** What needs to be done **
Retype the data that follows line by line, exactly, and leave its pictures out.

═══ Dataset excerpts ═══

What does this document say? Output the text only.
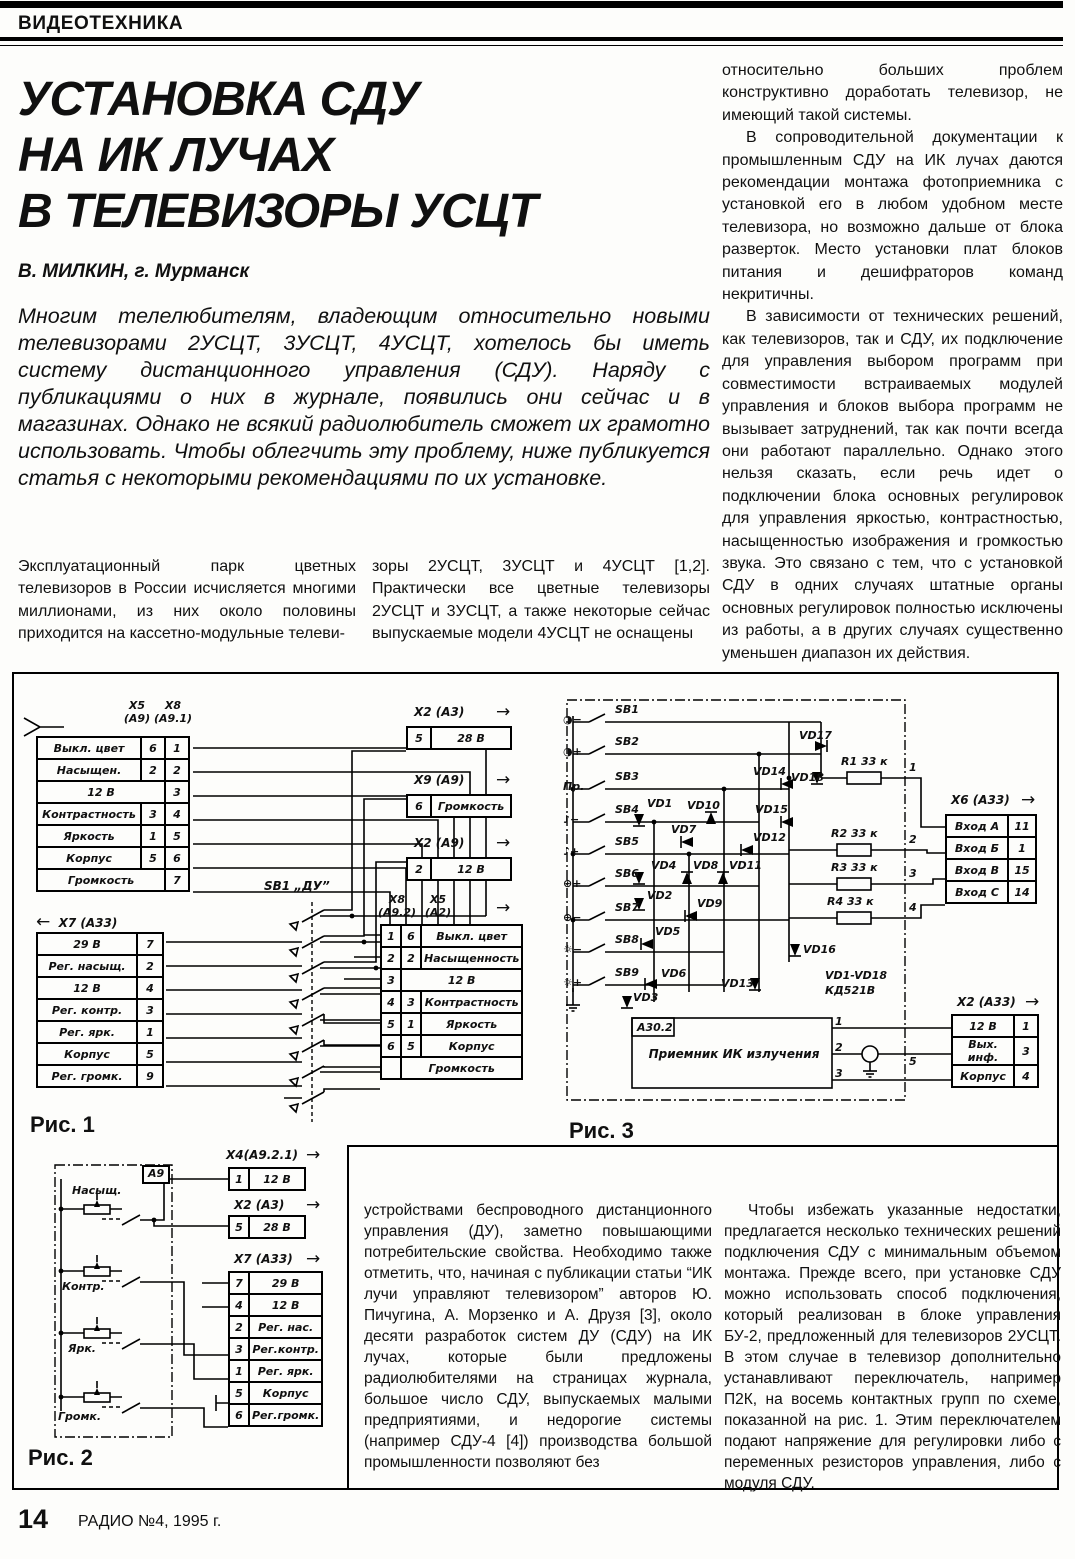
ВИДЕОТЕХНИКА
УСТАНОВКА СДУ
НА ИК ЛУЧАХ
В ТЕЛЕВИЗОРЫ УСЦТ
В. МИЛКИН, г. Мурманск
Многим телелюбителям, владеющим относительно новыми телевизорами 2УСЦТ, 3УСЦТ, 4УСЦТ, хотелось бы иметь систему дистанционного управления (СДУ). Наряду с публикациями о них в журнале, появились они сейчас и в магазинах. Однако не всякий радиолюбитель сможет их грамотно использовать. Чтобы облегчить эту проблему, ниже публикуется статья с некоторыми рекомендациями по их установке.

Эксплуатационный парк цветных телевизоров в России исчисляется многими миллионами, из них около половины приходится на кассетно-модульные телеви-

зоры 2УСЦТ, 3УСЦТ и 4УСЦТ [1,2]. Практически все цветные телевизоры 2УСЦТ и 3УСЦТ, а также некоторые сейчас выпускаемые модели 4УСЦТ не оснащены

относительно больших проблем конструктивно доработать телевизор, не имеющий такой системы.

В сопроводительной документации к промышленным СДУ на ИК лучах даются рекомендации монтажа фотоприемника с установкой его в любом удобном месте телевизора, но возможно дальше от блока разверток. Место установки плат блоков питания и дешифраторов команд некритичны.

В зависимости от технических решений, как телевизоров, так и СДУ, их подключение для управления выбором программ при совместимости встраиваемых модулей управления и блоков выбора программ не вызывает затруднений, так как почти всегда они работают параллельно. Однако этого нельзя сказать, если речь идет о подключении блока основных регулировок для управления яркостью, контрастностью, насыщенностью изображения и громкостью звука. Это связано с тем, что с установкой СДУ в одних случаях штатные органы основных регулировок полностью исключены из работы, а в других случаях существенно уменьшен диапазон их действия.

Х5
(А9)
Х8
(А9.1)
Выкл. цвет	6	1
Насыщен.	2	2
12 В		3
Контрастность	3	4
Яркость	1	5
Корпус	5	6
Громкость		7
← Х7 (А33)
29 В	7
Рег. насыщ.	2
12 В	4
Рег. контр.	3
Рег. ярк.	1
Корпус	5
Рег. громк.	9
SВ1 „ДУ”
Х2 (А3) →
5	28 В
Х9 (А9) →
6	Громкость
Х2 (А9) →
2	12 В
Х8
(А9.2)
Х5
(А2)	→
1	6	Выкл. цвет
2	2	Насыщенность
3	12 В	
4	3	Контрастность
5	1	Яркость
6	5	Корпус
	Громкость	
Рис. 1
◑−
SВ1
◑+
SВ2
Пр.
SВ3
♪−
SВ4
♪+
SВ5
⊕+
SВ6
⊕−
SВ7
☼−
SВ8
☼+
SВ9
VD1
VD2
VD3
VD4
VD5
VD6
VD7
VD8
VD9
VD10
VD11
VD12
VD13
VD14
VD15
VD16
VD17
VD18
VD1-VD18
КД521В
R1 33 к
R2 33 к
R3 33 к
R4 33 к
1
2
3
4
5
Х6 (А33) →
Вход А	11
Вход Б	1
Вход В	15
Вход С	14
А30.2
Приемник ИК излучения
1
2
3
Х2 (А33) →
12 В	1
Вых. инф.	3
Корпус	4
Рис. 3
А9
Насыщ.
Контр.
Ярк.
Громк.
Х4(А9.2.1) →
1	12 В
Х2 (А3) →
5	28 В
Х7 (А33) →
7	29 В
4	12 В
2	Рег. нас.
3	Рег.контр.
1	Рег. ярк.
5	Корпус
6	Рег.громк.
Рис. 2

устройствами беспроводного дистанционного управления (ДУ), заметно повышающими потребительские свойства. Необходимо также отметить, что, начиная с публикации статьи “ИК лучи управляют телевизором” авторов Ю. Пичугина, А. Морзенко и А. Друзя [3], около десяти разработок систем ДУ (СДУ) на ИК лучах, которые были предложены радиолюбителями на страницах журнала, большое число СДУ, выпускаемых малыми предприятиями, и недорогие системы (например СДУ-4 [4]) производства большой промышленности позволяют без

Чтобы избежать указанные недостатки, предлагается несколько технических решений подключения СДУ с минимальным объемом монтажа. Прежде всего, при установке СДУ можно использовать способ подключения, который реализован в блоке управления БУ-2, предложенный для телевизоров 2УСЦТ. В этом случае в телевизор дополнительно устанавливают переключатель, например П2К, на восемь контактных групп по схеме, показанной на рис. 1. Этим переключателем подают напряжение для регулировки либо с переменных резисторов управления, либо с модуля СДУ.

14 РАДИО №4, 1995 г.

═══

** The response **
What does this document say? Output the text only.
ВИДЕОТЕХНИКА
УСТАНОВКА СДУ
НА ИК ЛУЧАХ
В ТЕЛЕВИЗОРЫ УСЦТ
В. МИЛКИН, г. Мурманск
Многим телелюбителям, владеющим относительно новыми телевизорами 2УСЦТ, 3УСЦТ, 4УСЦТ, хотелось бы иметь систему дистанционного управления (СДУ). Наряду с публикациями о них в журнале, появились они сейчас и в магазинах. Однако не всякий радиолюбитель сможет их грамотно использовать. Чтобы облегчить эту проблему, ниже публикуется статья с некоторыми рекомендациями по их установке.

Эксплуатационный парк цветных телевизоров в России исчисляется многими миллионами, из них около половины приходится на кассетно-модульные телеви-

зоры 2УСЦТ, 3УСЦТ и 4УСЦТ [1,2]. Практически все цветные телевизоры 2УСЦТ и 3УСЦТ, а также некоторые сейчас выпускаемые модели 4УСЦТ не оснащены

относительно больших проблем конструктивно доработать телевизор, не имеющий такой системы.

В сопроводительной документации к промышленным СДУ на ИК лучах даются рекомендации монтажа фотоприемника с установкой его в любом удобном месте телевизора, но возможно дальше от блока разверток. Место установки плат блоков питания и дешифраторов команд некритичны.

В зависимости от технических решений, как телевизоров, так и СДУ, их подключение для управления выбором программ при совместимости встраиваемых модулей управления и блоков выбора программ не вызывает затруднений, так как почти всегда они работают параллельно. Однако этого нельзя сказать, если речь идет о подключении блока основных регулировок для управления яркостью, контрастностью, насыщенностью изображения и громкостью звука. Это связано с тем, что с установкой СДУ в одних случаях штатные органы основных регулировок полностью исключены из работы, а в других случаях существенно уменьшен диапазон их действия.

Х5
(А9)
Х8
(А9.1)
Выкл. цвет	6	1
Насыщен.	2	2
12 В		3
Контрастность	3	4
Яркость	1	5
Корпус	5	6
Громкость		7
← Х7 (А33)
29 В	7
Рег. насыщ.	2
12 В	4
Рег. контр.	3
Рег. ярк.	1
Корпус	5
Рег. громк.	9
SВ1 „ДУ”
Х2 (А3) →
5	28 В
Х9 (А9) →
6	Громкость
Х2 (А9) →
2	12 В
Х8
(А9.2)
Х5
(А2)	→
1	6	Выкл. цвет
2	2	Насыщенность
3	12 В	
4	3	Контрастность
5	1	Яркость
6	5	Корпус
	Громкость	
Рис. 1
◑−
SВ1
◑+
SВ2
Пр.
SВ3
♪−
SВ4
♪+
SВ5
⊕+
SВ6
⊕−
SВ7
☼−
SВ8
☼+
SВ9
VD1
VD2
VD3
VD4
VD5
VD6
VD7
VD8
VD9
VD10
VD11
VD12
VD13
VD14
VD15
VD16
VD17
VD18
VD1-VD18
КД521В
R1 33 к
R2 33 к
R3 33 к
R4 33 к
1
2
3
4
5
Х6 (А33) →
Вход А	11
Вход Б	1
Вход В	15
Вход С	14
А30.2
Приемник ИК излучения
1
2
3
Х2 (А33) →
12 В	1
Вых. инф.	3
Корпус	4
Рис. 3
А9
Насыщ.
Контр.
Ярк.
Громк.
Х4(А9.2.1) →
1	12 В
Х2 (А3) →
5	28 В
Х7 (А33) →
7	29 В
4	12 В
2	Рег. нас.
3	Рег.контр.
1	Рег. ярк.
5	Корпус
6	Рег.громк.
Рис. 2

устройствами беспроводного дистанционного управления (ДУ), заметно повышающими потребительские свойства. Необходимо также отметить, что, начиная с публикации статьи “ИК лучи управляют телевизором” авторов Ю. Пичугина, А. Морзенко и А. Друзя [3], около десяти разработок систем ДУ (СДУ) на ИК лучах, которые были предложены радиолюбителями на страницах журнала, большое число СДУ, выпускаемых малыми предприятиями, и недорогие системы (например СДУ-4 [4]) производства большой промышленности позволяют без

Чтобы избежать указанные недостатки, предлагается несколько технических решений подключения СДУ с минимальным объемом монтажа. Прежде всего, при установке СДУ можно использовать способ подключения, который реализован в блоке управления БУ-2, предложенный для телевизоров 2УСЦТ. В этом случае в телевизор дополнительно устанавливают переключатель, например П2К, на восемь контактных групп по схеме, показанной на рис. 1. Этим переключателем подают напряжение для регулировки либо с переменных резисторов управления, либо с модуля СДУ.

14 РАДИО №4, 1995 г.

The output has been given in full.